PROBLEM REQUIREMENTS
Identify the lines that contain the word "JSON", then copy them.

Records about charts and figures:
------------

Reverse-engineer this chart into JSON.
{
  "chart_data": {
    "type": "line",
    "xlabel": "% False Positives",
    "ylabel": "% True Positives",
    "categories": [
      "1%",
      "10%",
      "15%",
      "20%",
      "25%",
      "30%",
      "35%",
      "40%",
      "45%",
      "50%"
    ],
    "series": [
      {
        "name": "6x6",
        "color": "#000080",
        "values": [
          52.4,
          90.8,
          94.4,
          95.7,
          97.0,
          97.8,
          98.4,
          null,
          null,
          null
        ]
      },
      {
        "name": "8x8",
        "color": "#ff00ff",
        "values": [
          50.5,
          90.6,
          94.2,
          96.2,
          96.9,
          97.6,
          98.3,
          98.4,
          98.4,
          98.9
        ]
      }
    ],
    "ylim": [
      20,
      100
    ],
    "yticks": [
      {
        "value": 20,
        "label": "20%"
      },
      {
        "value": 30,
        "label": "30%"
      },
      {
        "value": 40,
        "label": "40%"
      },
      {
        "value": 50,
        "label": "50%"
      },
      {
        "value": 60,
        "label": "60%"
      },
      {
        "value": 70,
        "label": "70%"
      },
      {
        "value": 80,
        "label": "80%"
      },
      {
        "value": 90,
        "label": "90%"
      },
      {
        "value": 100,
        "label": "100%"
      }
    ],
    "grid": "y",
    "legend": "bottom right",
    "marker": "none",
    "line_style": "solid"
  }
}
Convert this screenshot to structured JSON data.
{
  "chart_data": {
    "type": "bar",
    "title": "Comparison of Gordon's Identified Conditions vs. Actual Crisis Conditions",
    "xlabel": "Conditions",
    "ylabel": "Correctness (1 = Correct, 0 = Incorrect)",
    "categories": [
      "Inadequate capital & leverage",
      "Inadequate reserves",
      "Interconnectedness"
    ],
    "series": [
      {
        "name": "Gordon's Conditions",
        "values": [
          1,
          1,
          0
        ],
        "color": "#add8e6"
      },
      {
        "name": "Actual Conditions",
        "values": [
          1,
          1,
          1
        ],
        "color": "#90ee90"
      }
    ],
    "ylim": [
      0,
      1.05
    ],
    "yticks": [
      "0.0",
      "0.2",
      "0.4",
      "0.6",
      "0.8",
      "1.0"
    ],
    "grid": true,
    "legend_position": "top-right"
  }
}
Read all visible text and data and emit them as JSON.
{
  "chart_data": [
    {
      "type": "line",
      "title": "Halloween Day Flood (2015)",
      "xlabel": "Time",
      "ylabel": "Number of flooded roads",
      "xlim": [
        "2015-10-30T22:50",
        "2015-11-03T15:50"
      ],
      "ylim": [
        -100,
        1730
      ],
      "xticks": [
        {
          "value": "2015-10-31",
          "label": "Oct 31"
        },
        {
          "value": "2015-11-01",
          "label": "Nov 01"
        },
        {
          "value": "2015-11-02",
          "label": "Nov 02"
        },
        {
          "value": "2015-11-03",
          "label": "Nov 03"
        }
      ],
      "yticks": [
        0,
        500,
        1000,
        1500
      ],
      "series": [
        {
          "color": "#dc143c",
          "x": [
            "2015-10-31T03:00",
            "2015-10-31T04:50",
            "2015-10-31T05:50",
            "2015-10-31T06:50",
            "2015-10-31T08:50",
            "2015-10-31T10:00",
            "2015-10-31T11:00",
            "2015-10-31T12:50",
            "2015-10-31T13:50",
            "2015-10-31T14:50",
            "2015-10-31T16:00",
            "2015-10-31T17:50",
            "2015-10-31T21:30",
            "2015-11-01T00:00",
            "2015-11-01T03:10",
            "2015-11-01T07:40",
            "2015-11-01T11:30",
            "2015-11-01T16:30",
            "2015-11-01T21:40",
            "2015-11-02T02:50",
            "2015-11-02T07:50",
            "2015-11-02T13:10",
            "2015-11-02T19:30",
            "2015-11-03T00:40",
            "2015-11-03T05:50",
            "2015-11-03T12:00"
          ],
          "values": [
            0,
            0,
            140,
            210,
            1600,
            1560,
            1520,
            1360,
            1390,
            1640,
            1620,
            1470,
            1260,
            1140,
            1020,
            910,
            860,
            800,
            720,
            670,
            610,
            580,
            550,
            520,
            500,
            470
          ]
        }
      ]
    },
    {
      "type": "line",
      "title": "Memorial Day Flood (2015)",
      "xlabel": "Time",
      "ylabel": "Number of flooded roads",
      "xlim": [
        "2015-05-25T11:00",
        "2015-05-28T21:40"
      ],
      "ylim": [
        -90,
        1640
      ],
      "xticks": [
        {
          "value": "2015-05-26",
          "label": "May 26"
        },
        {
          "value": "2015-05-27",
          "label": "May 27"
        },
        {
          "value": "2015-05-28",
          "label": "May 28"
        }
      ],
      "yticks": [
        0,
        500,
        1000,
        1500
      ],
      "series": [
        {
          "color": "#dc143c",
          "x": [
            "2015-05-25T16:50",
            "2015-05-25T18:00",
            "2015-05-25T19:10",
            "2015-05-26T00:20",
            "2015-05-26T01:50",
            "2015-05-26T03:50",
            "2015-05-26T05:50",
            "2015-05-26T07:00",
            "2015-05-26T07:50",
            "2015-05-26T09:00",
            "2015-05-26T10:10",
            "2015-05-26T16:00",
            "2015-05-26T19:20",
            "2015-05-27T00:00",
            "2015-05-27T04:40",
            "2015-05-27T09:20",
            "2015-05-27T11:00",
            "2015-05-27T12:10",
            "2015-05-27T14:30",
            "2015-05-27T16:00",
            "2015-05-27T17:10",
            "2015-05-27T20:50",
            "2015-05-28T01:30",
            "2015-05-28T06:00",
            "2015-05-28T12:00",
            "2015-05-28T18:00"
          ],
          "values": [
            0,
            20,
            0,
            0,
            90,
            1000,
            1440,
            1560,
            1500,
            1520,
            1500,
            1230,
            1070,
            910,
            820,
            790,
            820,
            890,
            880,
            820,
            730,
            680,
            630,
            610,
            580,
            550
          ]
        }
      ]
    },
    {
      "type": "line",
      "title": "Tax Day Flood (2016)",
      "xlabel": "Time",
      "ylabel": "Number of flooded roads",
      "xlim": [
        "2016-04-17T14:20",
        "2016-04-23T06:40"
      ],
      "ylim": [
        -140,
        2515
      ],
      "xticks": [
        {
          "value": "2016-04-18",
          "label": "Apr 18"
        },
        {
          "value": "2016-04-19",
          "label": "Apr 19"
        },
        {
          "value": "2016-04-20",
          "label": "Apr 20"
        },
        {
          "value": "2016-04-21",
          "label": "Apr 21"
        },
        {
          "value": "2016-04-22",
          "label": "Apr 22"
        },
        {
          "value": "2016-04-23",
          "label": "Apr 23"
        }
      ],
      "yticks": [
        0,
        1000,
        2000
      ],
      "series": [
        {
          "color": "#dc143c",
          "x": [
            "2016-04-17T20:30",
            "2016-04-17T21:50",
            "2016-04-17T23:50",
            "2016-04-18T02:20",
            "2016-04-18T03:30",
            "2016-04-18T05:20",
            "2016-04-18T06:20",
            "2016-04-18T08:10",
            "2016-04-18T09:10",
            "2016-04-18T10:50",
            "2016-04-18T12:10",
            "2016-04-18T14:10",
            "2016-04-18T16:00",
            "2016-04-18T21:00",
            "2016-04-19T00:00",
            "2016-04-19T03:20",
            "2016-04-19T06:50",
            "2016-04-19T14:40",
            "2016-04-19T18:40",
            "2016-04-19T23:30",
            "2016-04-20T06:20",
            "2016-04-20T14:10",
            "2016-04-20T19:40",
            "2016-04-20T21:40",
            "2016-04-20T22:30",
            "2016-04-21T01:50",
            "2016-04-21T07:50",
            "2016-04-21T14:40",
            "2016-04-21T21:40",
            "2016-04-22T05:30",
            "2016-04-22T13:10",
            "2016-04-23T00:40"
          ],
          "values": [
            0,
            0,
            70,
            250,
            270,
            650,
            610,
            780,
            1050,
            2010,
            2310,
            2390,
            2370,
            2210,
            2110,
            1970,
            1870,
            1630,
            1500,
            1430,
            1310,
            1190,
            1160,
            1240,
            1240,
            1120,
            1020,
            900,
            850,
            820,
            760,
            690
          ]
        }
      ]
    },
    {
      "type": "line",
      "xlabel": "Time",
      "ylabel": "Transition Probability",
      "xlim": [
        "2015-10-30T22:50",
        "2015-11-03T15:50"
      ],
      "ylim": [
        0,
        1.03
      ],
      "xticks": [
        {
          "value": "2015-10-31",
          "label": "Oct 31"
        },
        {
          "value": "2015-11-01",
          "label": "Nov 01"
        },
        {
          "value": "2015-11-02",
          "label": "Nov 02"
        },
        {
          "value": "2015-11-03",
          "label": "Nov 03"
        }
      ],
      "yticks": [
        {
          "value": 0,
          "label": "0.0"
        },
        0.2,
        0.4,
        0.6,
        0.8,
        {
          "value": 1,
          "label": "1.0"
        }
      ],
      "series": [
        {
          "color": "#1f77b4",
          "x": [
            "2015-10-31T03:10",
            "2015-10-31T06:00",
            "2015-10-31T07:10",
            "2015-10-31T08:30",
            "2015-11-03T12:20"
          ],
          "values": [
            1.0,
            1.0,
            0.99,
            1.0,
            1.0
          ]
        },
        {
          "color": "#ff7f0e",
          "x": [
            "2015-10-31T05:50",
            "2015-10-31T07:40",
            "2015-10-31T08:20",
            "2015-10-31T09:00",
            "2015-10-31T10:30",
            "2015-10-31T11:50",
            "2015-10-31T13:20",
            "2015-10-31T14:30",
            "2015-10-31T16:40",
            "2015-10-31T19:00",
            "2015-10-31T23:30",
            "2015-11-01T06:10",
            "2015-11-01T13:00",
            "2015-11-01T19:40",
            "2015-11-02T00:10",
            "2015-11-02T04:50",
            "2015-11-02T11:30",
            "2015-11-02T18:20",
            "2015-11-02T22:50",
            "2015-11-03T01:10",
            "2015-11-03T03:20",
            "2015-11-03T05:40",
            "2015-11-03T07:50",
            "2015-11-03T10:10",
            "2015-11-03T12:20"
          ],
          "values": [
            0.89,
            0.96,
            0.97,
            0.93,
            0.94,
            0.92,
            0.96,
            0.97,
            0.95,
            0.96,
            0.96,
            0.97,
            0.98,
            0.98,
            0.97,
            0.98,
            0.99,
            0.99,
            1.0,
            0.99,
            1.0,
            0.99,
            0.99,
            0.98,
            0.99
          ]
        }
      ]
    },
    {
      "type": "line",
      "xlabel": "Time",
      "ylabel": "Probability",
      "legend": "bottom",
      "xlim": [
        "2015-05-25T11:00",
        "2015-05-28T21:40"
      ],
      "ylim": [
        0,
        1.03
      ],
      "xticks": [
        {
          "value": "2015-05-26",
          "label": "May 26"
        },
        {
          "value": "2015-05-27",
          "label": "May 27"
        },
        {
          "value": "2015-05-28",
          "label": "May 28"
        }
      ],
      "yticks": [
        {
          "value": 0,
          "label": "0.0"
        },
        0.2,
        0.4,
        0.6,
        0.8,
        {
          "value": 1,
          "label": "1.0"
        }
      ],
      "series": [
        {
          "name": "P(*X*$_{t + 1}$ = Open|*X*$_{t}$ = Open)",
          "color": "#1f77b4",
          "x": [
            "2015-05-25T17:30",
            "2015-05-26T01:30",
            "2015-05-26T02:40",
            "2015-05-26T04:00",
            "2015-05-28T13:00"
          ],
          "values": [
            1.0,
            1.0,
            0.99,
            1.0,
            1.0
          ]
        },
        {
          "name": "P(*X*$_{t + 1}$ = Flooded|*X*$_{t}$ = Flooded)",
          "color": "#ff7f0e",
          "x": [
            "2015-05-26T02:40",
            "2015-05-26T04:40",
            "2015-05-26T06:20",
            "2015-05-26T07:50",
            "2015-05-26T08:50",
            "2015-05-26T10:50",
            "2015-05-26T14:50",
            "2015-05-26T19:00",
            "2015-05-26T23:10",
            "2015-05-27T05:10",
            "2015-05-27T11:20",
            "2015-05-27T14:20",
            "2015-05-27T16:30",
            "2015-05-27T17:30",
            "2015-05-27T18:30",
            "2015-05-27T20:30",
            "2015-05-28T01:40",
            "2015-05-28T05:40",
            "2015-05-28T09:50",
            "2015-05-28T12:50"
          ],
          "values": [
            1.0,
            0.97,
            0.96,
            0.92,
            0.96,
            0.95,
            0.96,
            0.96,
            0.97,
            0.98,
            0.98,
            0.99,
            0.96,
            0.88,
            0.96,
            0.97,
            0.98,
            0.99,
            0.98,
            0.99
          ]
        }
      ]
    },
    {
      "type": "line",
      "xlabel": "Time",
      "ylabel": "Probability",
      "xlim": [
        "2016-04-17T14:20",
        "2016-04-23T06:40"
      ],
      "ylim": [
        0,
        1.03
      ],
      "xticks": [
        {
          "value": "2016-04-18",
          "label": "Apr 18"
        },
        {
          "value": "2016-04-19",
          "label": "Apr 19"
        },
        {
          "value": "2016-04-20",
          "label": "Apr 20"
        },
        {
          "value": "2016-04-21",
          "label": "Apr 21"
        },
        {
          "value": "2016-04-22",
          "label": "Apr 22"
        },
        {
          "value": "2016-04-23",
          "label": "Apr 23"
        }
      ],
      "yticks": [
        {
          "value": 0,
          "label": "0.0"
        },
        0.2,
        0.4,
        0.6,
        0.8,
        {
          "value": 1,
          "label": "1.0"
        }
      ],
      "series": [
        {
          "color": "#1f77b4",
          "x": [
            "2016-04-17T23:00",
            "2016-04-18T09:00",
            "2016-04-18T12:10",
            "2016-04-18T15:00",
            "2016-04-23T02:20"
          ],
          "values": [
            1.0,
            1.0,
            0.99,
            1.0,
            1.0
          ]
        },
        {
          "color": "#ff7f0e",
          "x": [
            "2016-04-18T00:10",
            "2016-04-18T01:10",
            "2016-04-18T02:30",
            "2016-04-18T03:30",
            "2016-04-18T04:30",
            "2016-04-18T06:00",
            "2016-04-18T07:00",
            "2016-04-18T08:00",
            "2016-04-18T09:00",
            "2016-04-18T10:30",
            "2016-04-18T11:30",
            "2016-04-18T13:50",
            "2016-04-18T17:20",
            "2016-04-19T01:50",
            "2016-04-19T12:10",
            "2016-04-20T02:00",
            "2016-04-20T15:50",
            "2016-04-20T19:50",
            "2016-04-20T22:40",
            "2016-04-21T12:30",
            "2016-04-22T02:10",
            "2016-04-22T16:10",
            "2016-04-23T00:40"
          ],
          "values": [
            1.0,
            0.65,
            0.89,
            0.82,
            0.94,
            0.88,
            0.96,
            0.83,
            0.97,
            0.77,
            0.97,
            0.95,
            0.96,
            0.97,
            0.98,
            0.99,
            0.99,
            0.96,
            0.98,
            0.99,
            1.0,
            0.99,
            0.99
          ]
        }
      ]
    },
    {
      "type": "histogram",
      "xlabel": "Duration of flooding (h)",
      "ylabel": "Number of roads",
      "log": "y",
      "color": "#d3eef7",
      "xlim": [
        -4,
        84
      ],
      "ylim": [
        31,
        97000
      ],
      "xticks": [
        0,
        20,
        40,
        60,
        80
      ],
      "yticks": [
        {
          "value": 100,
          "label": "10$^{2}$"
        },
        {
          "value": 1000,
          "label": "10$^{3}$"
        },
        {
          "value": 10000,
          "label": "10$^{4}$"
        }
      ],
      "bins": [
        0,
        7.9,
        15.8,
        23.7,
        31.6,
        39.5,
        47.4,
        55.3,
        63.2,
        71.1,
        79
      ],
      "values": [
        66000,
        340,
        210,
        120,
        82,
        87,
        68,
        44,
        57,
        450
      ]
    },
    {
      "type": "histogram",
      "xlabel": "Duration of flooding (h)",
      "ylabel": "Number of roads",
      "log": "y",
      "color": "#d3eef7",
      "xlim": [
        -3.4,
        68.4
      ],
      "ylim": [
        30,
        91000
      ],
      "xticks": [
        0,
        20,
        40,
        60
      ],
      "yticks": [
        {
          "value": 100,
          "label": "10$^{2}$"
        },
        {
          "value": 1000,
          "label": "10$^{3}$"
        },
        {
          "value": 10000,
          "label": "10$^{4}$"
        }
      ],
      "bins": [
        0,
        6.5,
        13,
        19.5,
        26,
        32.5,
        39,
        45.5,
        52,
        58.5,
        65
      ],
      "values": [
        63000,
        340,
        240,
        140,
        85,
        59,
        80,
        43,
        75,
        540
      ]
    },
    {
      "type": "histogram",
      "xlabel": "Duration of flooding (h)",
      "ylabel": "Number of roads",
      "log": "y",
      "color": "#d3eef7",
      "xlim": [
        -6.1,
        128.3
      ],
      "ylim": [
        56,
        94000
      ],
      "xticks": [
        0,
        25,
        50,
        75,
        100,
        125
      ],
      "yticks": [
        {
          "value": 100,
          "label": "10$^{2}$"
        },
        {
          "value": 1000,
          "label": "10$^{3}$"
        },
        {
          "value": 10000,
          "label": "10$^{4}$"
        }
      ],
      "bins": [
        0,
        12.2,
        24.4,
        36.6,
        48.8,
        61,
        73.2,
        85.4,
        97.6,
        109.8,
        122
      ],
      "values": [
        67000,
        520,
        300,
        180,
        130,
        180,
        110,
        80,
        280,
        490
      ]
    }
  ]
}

------------

SOLUTION
Reverse-engineer this chart into JSON.
Convert this screenshot to structured JSON data.
Read all visible text and data and emit them as JSON.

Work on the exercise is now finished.